◆ **CONSIGNA 1**
¿En qué año se adoptaron las "Normas para la Protección General de la Data", según el fragmento sobre la regulación de las redes sociales?
◆ **CONSIGNA 2**
Reproduce del fragmento sobre la regulación de las redes sociales todo el texto desde "Los riegos parecen" hasta "en otro sector.".

◆ **FRAGMENTO MOSTRADO**
Los riegos parecen evidentes. Para contrarrestarlos, Alemania expidió una ley que criminaliza la propagación de noticias falsas. La “portabilidad de data”, por su parte, ha sido la estrategia preferida por la Unión Europea; a través de las “Normas para la Protección General de la Data”, adoptadas en 2018, los países europeos ordenaron la adopción de formatos estandarizados y legibles por medios mecánicos (machine-readable) para la transferencia de datos personales. Otras estrategias de control incluyen la adopción de leyes de protección de la privacidad, mediante las cuales se limita el uso de la data de los consumidores solo al propósito para el que se obtuvo la información, salvo que el consumidor conceda permiso para su uso en otro sector.

En una entrevista al diario El Tiempo de Bogotá, Diego Santos Caballero, consultor digital y exdirector de noticias políticas en Twitter Colombia, explicó la “subjetividad” que rodea las decisiones de “expulsión” de una persona de la red, como sucedió con el expresidente de los Estados Unidos, Donald Trump. Dichas decisiones, afirmó, se “escalan a San Francisco [California] y allá [deciden] si cierran o no la cuenta de una persona”. Para las solicitudes equivalentes de países como Colombia, “el 100 % de los casos los [decide algún joven] de 25-30 años sin ningún conocimiento político, ni del mundo [...] Las propias redes sociales [...] no deberían ser quienes determinan qué se puede publicar y qué no” (RUEDA, 25 de enero de 2021, p. 1.4).

Fukuyama, Richman y Goel (2021) proponen el middleware como una posible solución regulada por el Estado. Este es un software que “se sobrepone a las plataformas existentes y tiene la capacidad para modificar la presentación de la data subyacente”. En tal sentido, los usuarios tendrían “la posibilidad de elegir los servicios de middleware que les permitan determinar la importancia y veracidad del contenido político disponible; las plataformas usarían tales decisiones para decantar lo que los usuarios ven”.

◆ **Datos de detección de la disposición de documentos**

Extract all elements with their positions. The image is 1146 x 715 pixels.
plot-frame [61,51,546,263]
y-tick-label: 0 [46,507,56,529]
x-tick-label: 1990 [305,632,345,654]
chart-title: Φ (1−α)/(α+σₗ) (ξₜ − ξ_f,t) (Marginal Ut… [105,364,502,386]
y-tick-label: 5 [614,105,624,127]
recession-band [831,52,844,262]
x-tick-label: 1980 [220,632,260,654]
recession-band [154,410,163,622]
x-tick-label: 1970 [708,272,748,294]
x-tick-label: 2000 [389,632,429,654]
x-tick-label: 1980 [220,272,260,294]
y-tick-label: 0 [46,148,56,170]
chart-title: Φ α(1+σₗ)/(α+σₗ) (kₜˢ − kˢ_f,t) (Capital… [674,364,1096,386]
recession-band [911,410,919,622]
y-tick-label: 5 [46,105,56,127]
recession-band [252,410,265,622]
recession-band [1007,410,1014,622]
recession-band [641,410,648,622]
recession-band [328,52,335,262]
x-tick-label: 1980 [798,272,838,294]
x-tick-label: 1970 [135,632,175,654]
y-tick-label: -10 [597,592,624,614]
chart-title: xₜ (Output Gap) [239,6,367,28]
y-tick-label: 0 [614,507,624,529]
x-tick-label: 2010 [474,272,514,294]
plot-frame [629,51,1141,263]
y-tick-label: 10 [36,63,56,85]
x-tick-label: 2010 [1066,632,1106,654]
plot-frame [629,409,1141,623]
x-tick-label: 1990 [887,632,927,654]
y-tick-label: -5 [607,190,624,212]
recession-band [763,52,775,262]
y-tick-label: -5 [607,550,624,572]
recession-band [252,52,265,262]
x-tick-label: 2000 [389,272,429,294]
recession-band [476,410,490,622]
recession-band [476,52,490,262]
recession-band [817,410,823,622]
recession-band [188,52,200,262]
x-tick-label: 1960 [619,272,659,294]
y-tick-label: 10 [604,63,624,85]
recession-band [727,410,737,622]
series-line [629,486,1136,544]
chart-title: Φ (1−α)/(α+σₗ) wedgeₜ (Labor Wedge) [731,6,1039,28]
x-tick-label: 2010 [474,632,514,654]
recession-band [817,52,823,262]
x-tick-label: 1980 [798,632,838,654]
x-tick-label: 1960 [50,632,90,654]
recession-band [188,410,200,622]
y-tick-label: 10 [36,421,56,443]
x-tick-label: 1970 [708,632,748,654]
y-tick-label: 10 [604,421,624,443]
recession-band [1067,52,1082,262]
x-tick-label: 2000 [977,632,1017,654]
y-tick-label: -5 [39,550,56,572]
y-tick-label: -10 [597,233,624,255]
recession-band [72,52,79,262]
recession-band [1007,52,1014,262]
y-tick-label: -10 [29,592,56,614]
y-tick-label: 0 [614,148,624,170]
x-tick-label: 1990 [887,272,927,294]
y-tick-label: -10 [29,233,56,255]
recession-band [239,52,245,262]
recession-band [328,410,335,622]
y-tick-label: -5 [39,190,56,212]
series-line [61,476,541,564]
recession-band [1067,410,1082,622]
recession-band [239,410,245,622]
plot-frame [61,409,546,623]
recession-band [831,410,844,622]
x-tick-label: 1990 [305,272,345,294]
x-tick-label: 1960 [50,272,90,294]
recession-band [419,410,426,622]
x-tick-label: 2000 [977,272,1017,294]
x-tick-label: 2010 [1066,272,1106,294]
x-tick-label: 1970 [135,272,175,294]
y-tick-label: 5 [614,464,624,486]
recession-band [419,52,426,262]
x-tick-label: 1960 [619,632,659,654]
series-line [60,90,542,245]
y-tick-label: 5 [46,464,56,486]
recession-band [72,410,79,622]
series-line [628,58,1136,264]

◆ **RESPUESTA 1**
En 2018.

◆ **RESPUESTA 2**
Los riegos parecen evidentes. Para contrarrestarlos, Alemania expidió una ley que criminaliza la propagación de noticias falsas. La “portabilidad de data”, por su parte, ha sido la estrategia preferida por la Unión Europea; a través de las “Normas para la Protección General de la Data”, adoptadas en 2018, los países europeos ordenaron la adopción de formatos estandarizados y legibles por medios mecánicos (machine-readable) para la transferencia de datos personales. Otras estrategias de control incluyen la adopción de leyes de protección de la privacidad, mediante las cuales se limita el uso de la data de los consumidores solo al propósito para el que se obtuvo la información, salvo que el consumidor conceda permiso para su uso en otro sector.